>> start Excerpted text

Local (ex-vc1)(subscription, traffic, installation fees)

  Revenue from fixed-to-fixed local service fell 1.7% and 7.7% compared with 1Q10 and 4Q10, respectively, basically due to a reduction in the fixed lines in service base and in local calls traffic.

Fixed-to-Mobile:

(VC1)

  Revenue from the local fixed-to-mobile service decreased 7.4% and 12.8% compared with 4Q10 and 1Q10, respectively. This reduction stems from greater traffic subsidy (minutes bonuses) offered by mobile operators, as well as from a drop in the wireline base.

Long Distance Services FF + SMP + VC2 and VC3:

Revenue from long distance services in the quarter decreased 3.1% compared with 4Q10 and 17.4% from 1Q10, due to aggressive offers for long distance calls by mobile operators.

It is worth noting that the company started to offer bonuses in the mobile segment for long distance calls, as well as on-net long distance calls at local call fares, which have partially offset the quarterly decline in outgoing traffic.

>> end Excerpted text

### Written task
Continue the quarterly telephone revenue report from its last sentence. The data that follows plays no part in this work.

>> start Supplied data

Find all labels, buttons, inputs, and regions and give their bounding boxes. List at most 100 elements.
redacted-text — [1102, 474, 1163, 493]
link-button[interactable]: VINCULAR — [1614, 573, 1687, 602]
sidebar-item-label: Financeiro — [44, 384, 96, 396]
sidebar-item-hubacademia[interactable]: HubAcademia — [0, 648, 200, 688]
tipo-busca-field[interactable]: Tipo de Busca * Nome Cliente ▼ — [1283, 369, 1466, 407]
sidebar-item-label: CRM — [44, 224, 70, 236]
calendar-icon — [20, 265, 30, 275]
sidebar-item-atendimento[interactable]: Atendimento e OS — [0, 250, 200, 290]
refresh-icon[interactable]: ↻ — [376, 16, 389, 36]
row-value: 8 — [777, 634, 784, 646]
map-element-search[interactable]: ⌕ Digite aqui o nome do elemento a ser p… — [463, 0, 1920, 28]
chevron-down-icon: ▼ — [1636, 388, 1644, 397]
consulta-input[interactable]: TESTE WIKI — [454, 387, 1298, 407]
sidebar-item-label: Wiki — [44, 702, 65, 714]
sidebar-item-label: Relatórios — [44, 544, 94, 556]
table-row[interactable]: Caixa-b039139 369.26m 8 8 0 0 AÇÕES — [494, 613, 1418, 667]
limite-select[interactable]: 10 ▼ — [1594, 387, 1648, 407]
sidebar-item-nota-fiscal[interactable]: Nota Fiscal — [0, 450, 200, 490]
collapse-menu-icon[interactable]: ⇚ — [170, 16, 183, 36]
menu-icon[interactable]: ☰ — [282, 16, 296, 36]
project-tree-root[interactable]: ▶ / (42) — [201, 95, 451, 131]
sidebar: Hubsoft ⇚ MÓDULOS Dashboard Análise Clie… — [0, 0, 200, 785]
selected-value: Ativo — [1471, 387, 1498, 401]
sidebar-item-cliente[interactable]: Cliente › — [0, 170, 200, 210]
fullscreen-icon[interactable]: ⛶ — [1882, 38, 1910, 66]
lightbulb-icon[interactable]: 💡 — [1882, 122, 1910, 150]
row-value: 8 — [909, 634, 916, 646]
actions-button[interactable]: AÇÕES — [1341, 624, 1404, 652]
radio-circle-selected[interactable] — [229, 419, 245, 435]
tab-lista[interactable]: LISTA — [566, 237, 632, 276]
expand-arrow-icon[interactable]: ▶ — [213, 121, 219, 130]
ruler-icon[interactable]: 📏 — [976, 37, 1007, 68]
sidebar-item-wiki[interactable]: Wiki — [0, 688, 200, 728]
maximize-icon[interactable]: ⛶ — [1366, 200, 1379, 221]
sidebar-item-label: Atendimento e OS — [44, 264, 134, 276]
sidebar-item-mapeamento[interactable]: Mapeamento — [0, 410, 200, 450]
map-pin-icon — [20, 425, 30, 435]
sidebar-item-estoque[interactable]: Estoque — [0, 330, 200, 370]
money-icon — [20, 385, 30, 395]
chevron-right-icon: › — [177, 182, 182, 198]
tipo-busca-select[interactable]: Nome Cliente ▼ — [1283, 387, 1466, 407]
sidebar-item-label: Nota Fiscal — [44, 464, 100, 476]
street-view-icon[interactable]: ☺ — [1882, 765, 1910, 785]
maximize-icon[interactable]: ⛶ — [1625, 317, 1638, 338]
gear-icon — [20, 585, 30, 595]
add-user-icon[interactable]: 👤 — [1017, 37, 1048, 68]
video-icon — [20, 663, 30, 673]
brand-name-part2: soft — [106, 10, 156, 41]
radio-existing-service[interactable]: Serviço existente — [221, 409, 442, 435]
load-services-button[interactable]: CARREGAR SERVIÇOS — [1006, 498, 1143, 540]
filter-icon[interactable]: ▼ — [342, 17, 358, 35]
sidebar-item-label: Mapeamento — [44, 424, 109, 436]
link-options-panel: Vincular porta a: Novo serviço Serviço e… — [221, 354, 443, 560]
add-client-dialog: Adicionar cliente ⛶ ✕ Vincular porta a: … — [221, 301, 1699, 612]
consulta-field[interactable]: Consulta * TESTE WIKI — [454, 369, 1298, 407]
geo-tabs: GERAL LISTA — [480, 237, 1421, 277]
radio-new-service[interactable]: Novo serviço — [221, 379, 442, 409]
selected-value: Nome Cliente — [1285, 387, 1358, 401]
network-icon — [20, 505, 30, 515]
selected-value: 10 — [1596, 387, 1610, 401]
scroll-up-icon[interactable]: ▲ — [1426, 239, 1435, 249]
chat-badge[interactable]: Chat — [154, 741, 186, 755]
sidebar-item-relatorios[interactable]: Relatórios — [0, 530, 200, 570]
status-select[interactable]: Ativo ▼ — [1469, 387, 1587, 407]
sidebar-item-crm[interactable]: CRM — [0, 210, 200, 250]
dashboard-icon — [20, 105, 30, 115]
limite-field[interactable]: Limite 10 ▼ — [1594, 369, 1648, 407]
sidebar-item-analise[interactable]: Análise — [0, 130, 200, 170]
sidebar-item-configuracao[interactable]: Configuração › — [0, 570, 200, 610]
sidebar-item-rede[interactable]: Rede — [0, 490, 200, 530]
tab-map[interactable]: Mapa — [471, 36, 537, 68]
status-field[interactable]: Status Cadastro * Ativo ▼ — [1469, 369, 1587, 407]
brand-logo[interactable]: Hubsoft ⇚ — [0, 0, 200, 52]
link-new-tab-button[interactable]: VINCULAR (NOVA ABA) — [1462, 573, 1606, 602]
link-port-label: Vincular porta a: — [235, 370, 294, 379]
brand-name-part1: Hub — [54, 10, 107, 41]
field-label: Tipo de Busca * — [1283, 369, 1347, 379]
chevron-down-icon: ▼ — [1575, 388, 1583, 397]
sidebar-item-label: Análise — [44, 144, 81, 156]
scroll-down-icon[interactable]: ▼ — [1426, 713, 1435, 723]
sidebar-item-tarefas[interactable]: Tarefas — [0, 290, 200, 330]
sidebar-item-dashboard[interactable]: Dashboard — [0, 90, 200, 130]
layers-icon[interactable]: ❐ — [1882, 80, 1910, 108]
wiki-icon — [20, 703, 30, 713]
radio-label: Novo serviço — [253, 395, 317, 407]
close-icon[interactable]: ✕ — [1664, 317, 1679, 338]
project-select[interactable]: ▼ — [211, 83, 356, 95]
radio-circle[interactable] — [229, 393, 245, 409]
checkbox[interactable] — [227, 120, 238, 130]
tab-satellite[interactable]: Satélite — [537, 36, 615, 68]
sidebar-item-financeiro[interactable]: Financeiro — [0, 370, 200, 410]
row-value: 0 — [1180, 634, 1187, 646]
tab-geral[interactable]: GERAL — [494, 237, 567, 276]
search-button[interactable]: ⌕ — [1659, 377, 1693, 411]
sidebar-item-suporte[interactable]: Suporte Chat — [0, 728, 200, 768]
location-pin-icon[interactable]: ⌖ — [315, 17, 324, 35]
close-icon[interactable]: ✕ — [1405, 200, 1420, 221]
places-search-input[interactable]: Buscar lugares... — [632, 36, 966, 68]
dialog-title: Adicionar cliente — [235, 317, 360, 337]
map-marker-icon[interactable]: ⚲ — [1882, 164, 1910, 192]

>> end Supplied data

### Result for this task
Remuneration for Network Usage:

Revenue from network usage, after the R$118 million elimination in inter-company transactions, increased 8.5% compared with the previous quarter and decreased 3.8% from the same period last year. 1Q11 was positively impacted by increased minutes terminating on fixed networks included in the bonus offered by other carriers. However, it must be noted that a decrease in the wireline subscription base continues to negatively impact revenue.

Data Transmission Service:

Revenue from data transmission services in 1Q11 decreased 3.3% compared with the previous quarter and was flat compared with 1Q10. Greater aggressiveness in offers also resulted in a significant increase in the customer base during the quarter. However, it also resulted in a smaller ARPU, which explains 1Q10 revenue.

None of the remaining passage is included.